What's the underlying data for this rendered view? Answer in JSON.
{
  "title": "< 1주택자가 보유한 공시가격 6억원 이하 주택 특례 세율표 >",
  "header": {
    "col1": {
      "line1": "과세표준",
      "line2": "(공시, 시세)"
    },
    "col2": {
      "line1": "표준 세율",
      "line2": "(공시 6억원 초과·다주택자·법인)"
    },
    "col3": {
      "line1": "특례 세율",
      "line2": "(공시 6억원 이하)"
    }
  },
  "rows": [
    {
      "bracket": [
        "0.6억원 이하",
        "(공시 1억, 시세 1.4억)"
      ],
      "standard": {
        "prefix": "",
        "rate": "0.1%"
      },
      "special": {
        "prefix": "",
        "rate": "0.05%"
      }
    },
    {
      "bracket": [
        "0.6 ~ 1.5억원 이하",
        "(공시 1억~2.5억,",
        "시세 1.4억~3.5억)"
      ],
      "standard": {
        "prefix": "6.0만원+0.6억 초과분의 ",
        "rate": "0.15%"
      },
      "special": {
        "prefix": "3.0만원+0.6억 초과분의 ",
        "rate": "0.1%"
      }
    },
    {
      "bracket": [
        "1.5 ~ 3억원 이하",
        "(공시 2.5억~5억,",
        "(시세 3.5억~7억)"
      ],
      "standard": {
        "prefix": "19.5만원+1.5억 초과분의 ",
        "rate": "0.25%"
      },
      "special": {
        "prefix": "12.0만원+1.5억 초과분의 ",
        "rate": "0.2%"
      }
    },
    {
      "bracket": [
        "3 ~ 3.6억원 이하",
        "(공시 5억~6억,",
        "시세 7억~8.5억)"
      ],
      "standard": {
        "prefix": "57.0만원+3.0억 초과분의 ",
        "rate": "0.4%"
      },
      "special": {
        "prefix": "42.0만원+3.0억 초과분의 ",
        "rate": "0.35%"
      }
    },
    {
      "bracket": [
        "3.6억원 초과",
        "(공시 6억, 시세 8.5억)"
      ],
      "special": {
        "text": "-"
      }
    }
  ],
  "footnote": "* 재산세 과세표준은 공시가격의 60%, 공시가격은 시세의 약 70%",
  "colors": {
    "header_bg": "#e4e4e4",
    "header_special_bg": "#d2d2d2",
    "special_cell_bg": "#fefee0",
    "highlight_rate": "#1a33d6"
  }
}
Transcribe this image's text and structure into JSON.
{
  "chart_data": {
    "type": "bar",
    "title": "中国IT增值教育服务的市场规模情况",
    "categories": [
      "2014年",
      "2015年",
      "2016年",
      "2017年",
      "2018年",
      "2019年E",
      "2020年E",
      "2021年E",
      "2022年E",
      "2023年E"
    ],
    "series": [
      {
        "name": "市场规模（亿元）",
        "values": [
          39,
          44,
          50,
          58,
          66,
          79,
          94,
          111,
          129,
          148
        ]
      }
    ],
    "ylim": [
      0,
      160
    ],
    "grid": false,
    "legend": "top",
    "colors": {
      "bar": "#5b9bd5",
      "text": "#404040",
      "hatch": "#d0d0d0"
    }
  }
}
---
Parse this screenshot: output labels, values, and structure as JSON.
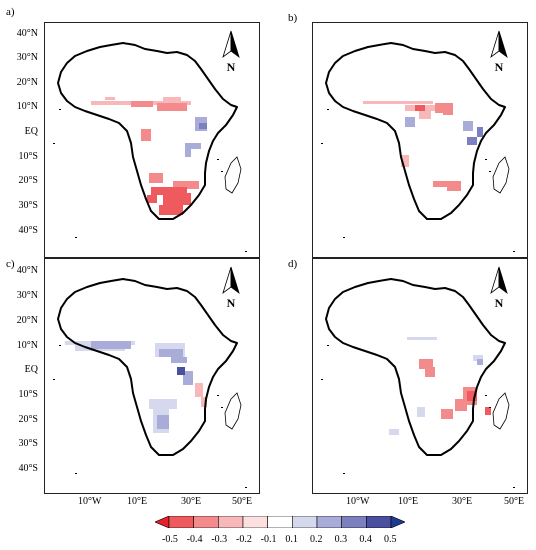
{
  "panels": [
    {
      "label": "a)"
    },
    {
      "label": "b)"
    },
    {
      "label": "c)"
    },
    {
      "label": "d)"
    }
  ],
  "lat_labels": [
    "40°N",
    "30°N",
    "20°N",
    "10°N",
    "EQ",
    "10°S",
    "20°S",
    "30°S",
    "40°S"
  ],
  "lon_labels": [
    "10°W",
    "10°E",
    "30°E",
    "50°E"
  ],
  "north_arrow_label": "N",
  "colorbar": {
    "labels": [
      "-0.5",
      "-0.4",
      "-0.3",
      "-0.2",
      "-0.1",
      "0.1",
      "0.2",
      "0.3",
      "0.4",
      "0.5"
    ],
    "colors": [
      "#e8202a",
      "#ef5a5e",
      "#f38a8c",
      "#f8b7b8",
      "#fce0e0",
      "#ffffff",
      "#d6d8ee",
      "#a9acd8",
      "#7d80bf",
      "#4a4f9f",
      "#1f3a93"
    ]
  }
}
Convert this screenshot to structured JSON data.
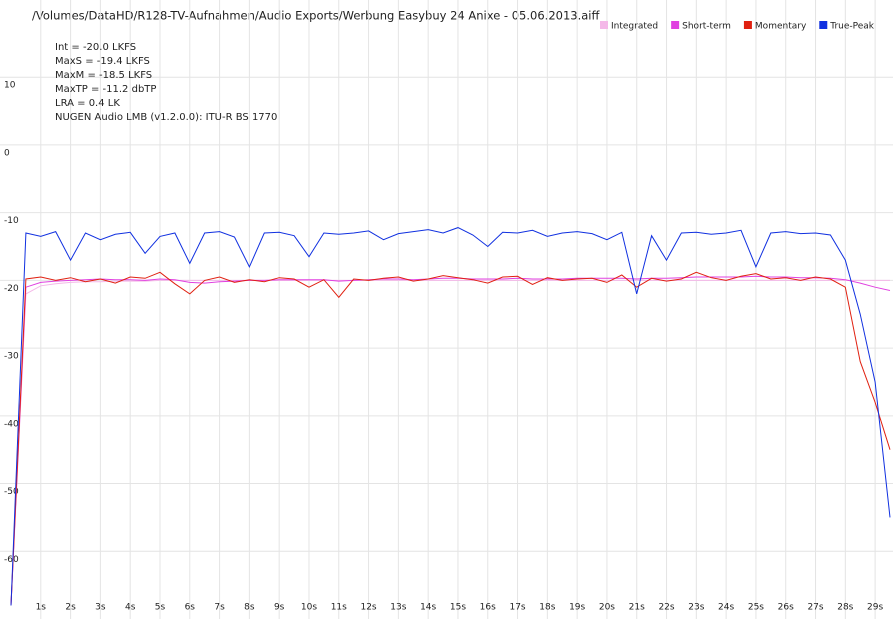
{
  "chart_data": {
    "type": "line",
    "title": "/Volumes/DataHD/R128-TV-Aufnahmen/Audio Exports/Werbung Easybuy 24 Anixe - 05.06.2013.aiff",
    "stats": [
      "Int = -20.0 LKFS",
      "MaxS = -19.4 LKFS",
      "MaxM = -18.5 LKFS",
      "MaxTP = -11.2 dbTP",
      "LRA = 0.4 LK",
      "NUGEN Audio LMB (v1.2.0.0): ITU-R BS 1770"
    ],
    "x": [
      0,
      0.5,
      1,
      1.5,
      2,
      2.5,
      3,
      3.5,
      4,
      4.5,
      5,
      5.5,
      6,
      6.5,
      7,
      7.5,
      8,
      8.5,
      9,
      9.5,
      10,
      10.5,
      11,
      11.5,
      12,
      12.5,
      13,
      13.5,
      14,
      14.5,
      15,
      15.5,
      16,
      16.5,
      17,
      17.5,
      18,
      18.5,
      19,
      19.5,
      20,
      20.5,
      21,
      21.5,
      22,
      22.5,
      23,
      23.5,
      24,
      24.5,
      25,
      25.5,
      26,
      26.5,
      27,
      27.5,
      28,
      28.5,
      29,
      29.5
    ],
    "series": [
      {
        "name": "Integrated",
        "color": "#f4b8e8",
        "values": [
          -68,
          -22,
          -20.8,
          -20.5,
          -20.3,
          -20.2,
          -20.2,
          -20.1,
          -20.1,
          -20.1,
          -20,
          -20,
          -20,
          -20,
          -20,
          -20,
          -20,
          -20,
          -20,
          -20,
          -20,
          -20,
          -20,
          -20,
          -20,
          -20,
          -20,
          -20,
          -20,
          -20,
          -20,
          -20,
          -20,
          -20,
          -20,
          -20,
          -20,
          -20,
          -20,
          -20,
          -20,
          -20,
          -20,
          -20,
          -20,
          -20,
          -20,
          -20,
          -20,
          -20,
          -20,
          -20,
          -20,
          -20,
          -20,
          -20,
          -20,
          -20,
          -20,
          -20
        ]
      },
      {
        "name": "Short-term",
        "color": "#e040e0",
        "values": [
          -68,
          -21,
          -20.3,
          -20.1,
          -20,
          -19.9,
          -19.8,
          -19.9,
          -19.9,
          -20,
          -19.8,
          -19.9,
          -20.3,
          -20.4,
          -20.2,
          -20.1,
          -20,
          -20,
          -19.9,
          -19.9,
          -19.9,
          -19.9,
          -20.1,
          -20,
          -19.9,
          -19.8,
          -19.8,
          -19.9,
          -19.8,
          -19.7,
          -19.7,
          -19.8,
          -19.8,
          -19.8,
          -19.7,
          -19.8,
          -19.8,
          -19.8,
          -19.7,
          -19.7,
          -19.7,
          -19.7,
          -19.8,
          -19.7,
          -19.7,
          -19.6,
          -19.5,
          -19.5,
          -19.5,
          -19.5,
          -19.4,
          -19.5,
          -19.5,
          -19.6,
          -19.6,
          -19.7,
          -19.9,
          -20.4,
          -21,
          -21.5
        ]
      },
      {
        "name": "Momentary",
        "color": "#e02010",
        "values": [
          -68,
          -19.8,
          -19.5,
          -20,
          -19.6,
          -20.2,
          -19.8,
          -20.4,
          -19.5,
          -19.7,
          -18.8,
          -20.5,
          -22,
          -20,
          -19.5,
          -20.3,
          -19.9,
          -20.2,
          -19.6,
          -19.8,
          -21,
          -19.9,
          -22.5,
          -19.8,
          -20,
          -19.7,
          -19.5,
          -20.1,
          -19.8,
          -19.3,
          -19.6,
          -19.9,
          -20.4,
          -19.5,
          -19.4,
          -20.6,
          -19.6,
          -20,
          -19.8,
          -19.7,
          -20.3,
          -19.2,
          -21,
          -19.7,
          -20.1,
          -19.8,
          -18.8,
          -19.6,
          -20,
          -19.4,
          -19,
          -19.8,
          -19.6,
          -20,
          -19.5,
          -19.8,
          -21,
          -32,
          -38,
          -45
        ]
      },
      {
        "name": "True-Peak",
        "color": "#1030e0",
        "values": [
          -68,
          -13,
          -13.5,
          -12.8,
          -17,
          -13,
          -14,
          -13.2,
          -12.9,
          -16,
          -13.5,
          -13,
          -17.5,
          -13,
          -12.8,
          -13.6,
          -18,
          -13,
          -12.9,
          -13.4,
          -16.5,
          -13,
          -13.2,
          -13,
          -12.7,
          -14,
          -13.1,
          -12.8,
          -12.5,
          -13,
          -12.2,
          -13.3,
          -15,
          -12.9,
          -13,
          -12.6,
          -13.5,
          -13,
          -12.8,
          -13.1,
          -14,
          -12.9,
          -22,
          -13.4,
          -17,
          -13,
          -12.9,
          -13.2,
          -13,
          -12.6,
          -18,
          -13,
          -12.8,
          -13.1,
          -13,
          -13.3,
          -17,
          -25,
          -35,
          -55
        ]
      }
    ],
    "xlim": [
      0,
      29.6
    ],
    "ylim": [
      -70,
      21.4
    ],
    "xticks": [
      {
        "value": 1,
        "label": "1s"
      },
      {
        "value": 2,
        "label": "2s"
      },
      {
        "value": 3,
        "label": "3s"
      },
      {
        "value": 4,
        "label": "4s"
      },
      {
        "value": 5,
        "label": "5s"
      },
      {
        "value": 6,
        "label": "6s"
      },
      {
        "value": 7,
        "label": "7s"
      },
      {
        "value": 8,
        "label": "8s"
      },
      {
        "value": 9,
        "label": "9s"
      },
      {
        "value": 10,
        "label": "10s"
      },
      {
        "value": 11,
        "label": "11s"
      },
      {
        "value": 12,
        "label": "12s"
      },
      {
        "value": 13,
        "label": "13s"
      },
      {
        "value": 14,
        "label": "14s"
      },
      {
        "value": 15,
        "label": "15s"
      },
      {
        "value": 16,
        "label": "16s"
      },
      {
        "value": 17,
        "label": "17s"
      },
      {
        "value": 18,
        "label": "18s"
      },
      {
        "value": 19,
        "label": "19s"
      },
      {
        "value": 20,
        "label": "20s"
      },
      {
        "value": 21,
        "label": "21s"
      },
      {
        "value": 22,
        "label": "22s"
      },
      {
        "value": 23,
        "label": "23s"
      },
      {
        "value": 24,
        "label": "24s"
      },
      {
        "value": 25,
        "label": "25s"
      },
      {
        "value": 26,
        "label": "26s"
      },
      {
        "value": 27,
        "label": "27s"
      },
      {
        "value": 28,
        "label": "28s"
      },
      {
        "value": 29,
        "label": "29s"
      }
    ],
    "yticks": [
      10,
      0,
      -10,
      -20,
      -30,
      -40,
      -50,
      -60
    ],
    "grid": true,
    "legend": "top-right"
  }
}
...
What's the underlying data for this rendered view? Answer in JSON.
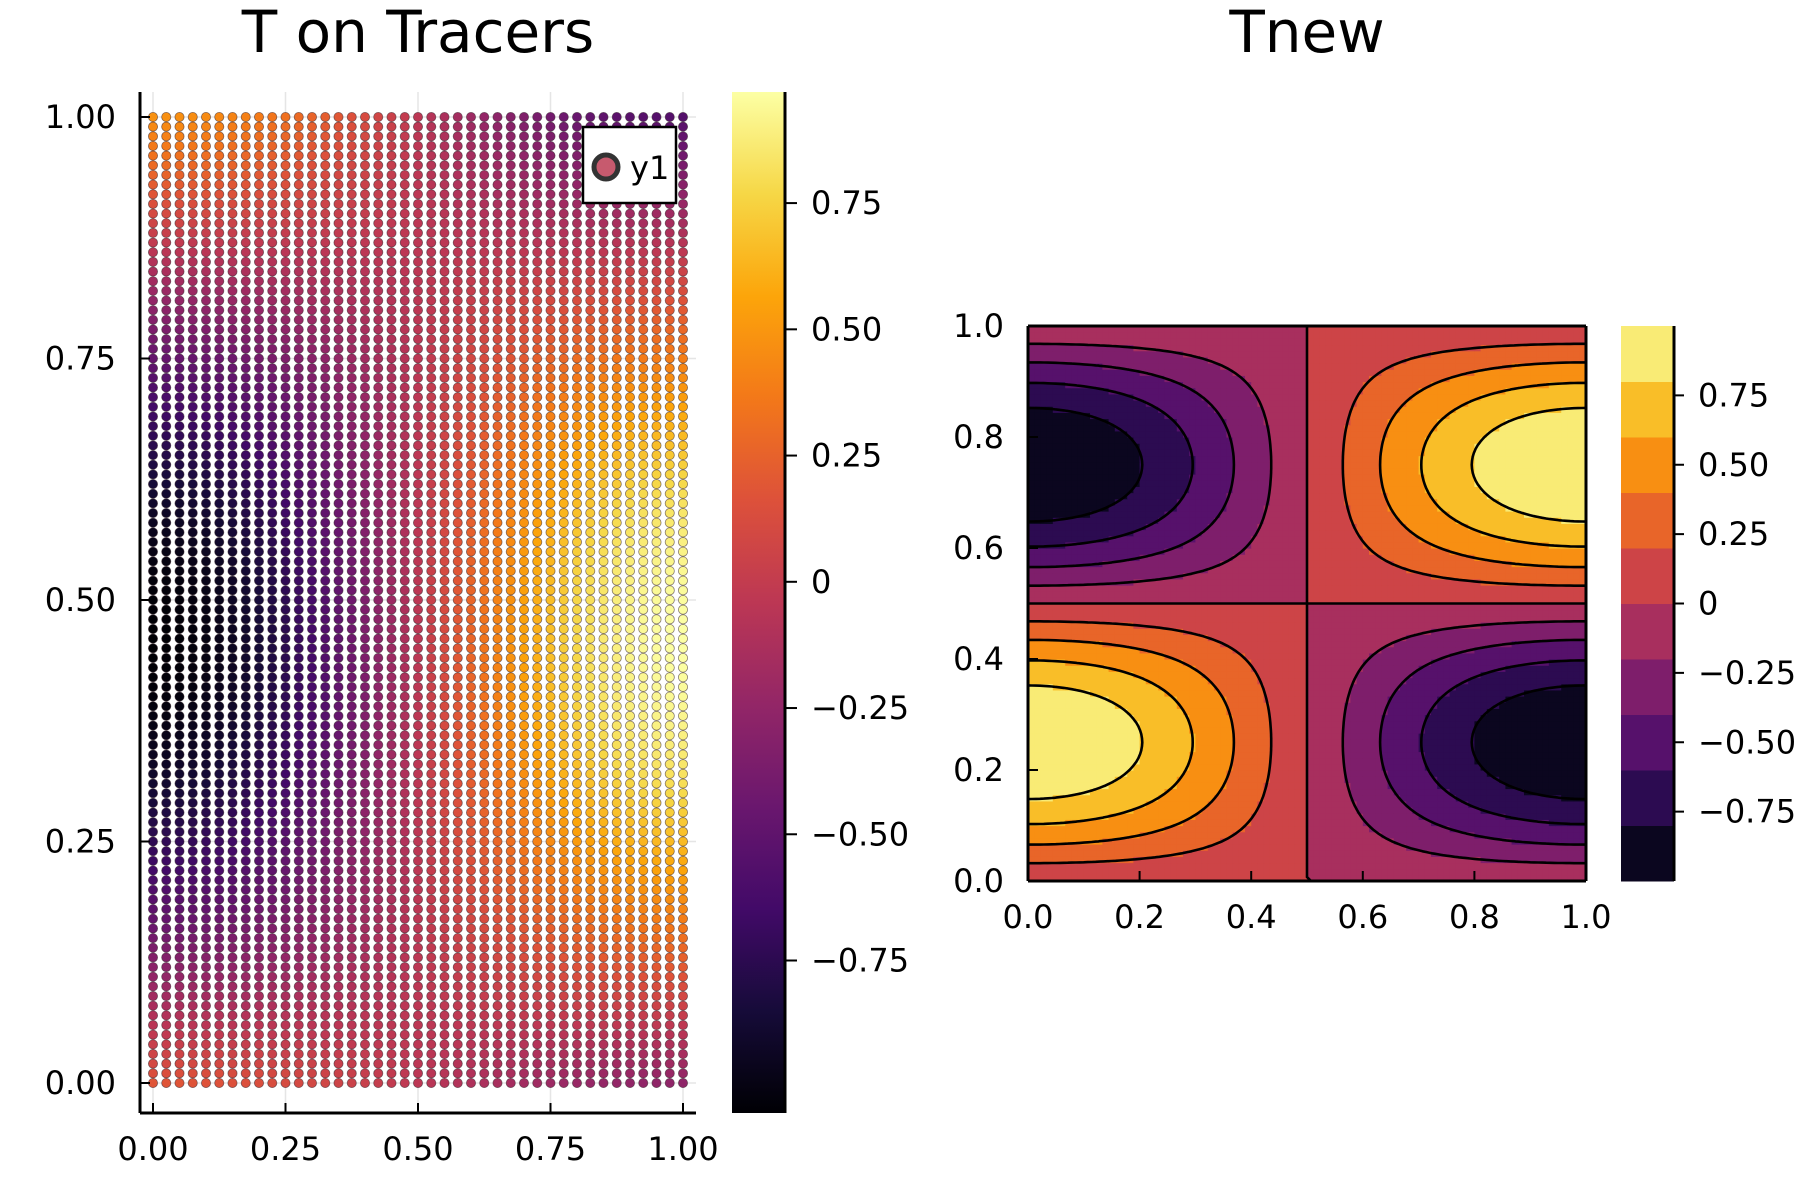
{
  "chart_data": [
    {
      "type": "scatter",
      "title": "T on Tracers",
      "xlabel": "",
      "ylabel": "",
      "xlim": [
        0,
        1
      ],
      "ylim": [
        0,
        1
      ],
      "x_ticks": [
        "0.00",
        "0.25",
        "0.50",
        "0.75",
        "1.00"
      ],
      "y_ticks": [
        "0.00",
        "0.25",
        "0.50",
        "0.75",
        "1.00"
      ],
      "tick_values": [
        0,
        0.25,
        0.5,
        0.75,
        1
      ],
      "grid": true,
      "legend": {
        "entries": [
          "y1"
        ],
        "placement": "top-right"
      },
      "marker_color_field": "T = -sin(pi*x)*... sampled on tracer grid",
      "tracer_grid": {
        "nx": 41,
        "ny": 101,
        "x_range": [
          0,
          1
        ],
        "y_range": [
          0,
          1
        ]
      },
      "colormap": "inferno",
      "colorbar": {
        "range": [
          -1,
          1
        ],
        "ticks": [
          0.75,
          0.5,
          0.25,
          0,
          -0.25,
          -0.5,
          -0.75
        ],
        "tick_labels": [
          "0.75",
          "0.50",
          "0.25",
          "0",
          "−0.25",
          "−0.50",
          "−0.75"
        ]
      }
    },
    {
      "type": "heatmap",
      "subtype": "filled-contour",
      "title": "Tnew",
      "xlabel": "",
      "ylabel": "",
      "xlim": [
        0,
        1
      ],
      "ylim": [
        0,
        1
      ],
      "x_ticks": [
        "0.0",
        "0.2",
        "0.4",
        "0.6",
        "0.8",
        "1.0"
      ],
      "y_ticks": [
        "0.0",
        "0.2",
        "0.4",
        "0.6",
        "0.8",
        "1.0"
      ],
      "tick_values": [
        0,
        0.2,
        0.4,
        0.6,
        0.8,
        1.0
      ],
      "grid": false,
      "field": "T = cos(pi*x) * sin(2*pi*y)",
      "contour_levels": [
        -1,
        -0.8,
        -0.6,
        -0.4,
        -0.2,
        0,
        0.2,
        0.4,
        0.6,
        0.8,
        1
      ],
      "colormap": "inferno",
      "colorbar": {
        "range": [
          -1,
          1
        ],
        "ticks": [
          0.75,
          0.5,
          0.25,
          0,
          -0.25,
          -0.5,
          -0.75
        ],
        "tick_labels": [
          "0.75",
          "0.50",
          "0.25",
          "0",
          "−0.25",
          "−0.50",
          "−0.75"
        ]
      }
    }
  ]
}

→ **Given instruction**:
Look through the entries and return every line where "prefix" appears.

→ **Correct result**:
        "prefix": "",
        "prefix": "",
        "prefix": "6.0만원+0.6억 초과분의 ",
        "prefix": "3.0만원+0.6억 초과분의 ",
        "prefix": "19.5만원+1.5억 초과분의 ",
        "prefix": "12.0만원+1.5억 초과분의 ",
        "prefix": "57.0만원+3.0억 초과분의 ",
        "prefix": "42.0만원+3.0억 초과분의 ",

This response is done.